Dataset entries
##########

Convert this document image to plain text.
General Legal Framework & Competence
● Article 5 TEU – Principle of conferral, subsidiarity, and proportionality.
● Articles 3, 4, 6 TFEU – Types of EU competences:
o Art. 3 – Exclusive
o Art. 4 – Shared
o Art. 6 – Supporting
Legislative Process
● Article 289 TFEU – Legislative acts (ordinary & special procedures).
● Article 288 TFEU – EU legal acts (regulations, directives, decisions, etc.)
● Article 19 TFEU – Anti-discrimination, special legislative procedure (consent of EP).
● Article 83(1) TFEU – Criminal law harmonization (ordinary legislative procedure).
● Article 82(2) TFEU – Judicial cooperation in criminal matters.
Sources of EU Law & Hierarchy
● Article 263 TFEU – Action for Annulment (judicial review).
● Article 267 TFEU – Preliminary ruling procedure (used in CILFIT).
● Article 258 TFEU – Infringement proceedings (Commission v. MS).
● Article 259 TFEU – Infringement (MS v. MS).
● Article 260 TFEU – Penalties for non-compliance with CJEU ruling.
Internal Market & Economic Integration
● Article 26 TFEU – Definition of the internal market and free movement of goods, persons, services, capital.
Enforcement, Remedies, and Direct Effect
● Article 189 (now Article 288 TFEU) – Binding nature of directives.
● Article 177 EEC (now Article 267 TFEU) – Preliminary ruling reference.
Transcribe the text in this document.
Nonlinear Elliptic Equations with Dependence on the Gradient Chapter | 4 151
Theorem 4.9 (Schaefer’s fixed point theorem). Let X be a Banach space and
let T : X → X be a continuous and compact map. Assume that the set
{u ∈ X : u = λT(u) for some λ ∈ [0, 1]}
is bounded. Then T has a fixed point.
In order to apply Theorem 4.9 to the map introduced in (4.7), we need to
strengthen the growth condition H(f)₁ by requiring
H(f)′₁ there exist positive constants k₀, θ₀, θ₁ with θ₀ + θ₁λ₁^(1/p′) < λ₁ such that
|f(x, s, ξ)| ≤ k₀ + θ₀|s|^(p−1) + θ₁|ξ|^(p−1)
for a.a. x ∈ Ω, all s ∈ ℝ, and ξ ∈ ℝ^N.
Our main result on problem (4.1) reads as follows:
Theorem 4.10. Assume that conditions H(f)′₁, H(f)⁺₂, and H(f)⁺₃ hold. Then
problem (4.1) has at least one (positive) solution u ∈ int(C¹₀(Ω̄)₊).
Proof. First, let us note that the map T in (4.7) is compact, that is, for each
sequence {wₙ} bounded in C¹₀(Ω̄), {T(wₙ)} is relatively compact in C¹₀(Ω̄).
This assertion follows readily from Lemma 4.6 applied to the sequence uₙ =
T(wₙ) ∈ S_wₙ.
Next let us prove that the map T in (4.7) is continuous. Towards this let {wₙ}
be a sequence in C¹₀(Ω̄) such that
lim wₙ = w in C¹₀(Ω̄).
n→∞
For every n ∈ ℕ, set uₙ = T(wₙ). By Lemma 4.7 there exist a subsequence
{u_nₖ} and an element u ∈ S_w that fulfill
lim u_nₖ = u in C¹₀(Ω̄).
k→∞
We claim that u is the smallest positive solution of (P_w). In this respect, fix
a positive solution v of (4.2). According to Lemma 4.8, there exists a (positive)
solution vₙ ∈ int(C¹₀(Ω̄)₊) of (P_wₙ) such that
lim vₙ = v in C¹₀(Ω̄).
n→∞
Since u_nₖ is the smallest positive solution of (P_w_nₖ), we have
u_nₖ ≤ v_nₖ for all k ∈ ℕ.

##########

Work instructions —
Extract the complete listing verbatim.

The output —
Convert this document image to plain text.
General Legal Framework & Competence
● Article 5 TEU – Principle of conferral, subsidiarity, and proportionality.
● Articles 3, 4, 6 TFEU – Types of EU competences:
o Art. 3 – Exclusive
o Art. 4 – Shared
o Art. 6 – Supporting
Legislative Process
● Article 289 TFEU – Legislative acts (ordinary & special procedures).
● Article 288 TFEU – EU legal acts (regulations, directives, decisions, etc.)
● Article 19 TFEU – Anti-discrimination, special legislative procedure (consent of EP).
● Article 83(1) TFEU – Criminal law harmonization (ordinary legislative procedure).
● Article 82(2) TFEU – Judicial cooperation in criminal matters.
Sources of EU Law & Hierarchy
● Article 263 TFEU – Action for Annulment (judicial review).
● Article 267 TFEU – Preliminary ruling procedure (used in CILFIT).
● Article 258 TFEU – Infringement proceedings (Commission v. MS).
● Article 259 TFEU – Infringement (MS v. MS).
● Article 260 TFEU – Penalties for non-compliance with CJEU ruling.
Internal Market & Economic Integration
● Article 26 TFEU – Definition of the internal market and free movement of goods, persons, services, capital.
Enforcement, Remedies, and Direct Effect
● Article 189 (now Article 288 TFEU) – Binding nature of directives.
● Article 177 EEC (now Article 267 TFEU) – Preliminary ruling reference.
Transcribe the text in this document.
Nonlinear Elliptic Equations with Dependence on the Gradient Chapter | 4 151
Theorem 4.9 (Schaefer’s fixed point theorem). Let X be a Banach space and
let T : X → X be a continuous and compact map. Assume that the set
{u ∈ X : u = λT(u) for some λ ∈ [0, 1]}
is bounded. Then T has a fixed point.
In order to apply Theorem 4.9 to the map introduced in (4.7), we need to
strengthen the growth condition H(f)₁ by requiring
H(f)′₁ there exist positive constants k₀, θ₀, θ₁ with θ₀ + θ₁λ₁^(1/p′) < λ₁ such that
|f(x, s, ξ)| ≤ k₀ + θ₀|s|^(p−1) + θ₁|ξ|^(p−1)
for a.a. x ∈ Ω, all s ∈ ℝ, and ξ ∈ ℝ^N.
Our main result on problem (4.1) reads as follows:
Theorem 4.10. Assume that conditions H(f)′₁, H(f)⁺₂, and H(f)⁺₃ hold. Then
problem (4.1) has at least one (positive) solution u ∈ int(C¹₀(Ω̄)₊).
Proof. First, let us note that the map T in (4.7) is compact, that is, for each
sequence {wₙ} bounded in C¹₀(Ω̄), {T(wₙ)} is relatively compact in C¹₀(Ω̄).
This assertion follows readily from Lemma 4.6 applied to the sequence uₙ =
T(wₙ) ∈ S_wₙ.
Next let us prove that the map T in (4.7) is continuous. Towards this let {wₙ}
be a sequence in C¹₀(Ω̄) such that
lim wₙ = w in C¹₀(Ω̄).
n→∞
For every n ∈ ℕ, set uₙ = T(wₙ). By Lemma 4.7 there exist a subsequence
{u_nₖ} and an element u ∈ S_w that fulfill
lim u_nₖ = u in C¹₀(Ω̄).
k→∞
We claim that u is the smallest positive solution of (P_w). In this respect, fix
a positive solution v of (4.2). According to Lemma 4.8, there exists a (positive)
solution vₙ ∈ int(C¹₀(Ω̄)₊) of (P_wₙ) such that
lim vₙ = v in C¹₀(Ω̄).
n→∞
Since u_nₖ is the smallest positive solution of (P_w_nₖ), we have
u_nₖ ≤ v_nₖ for all k ∈ ℕ.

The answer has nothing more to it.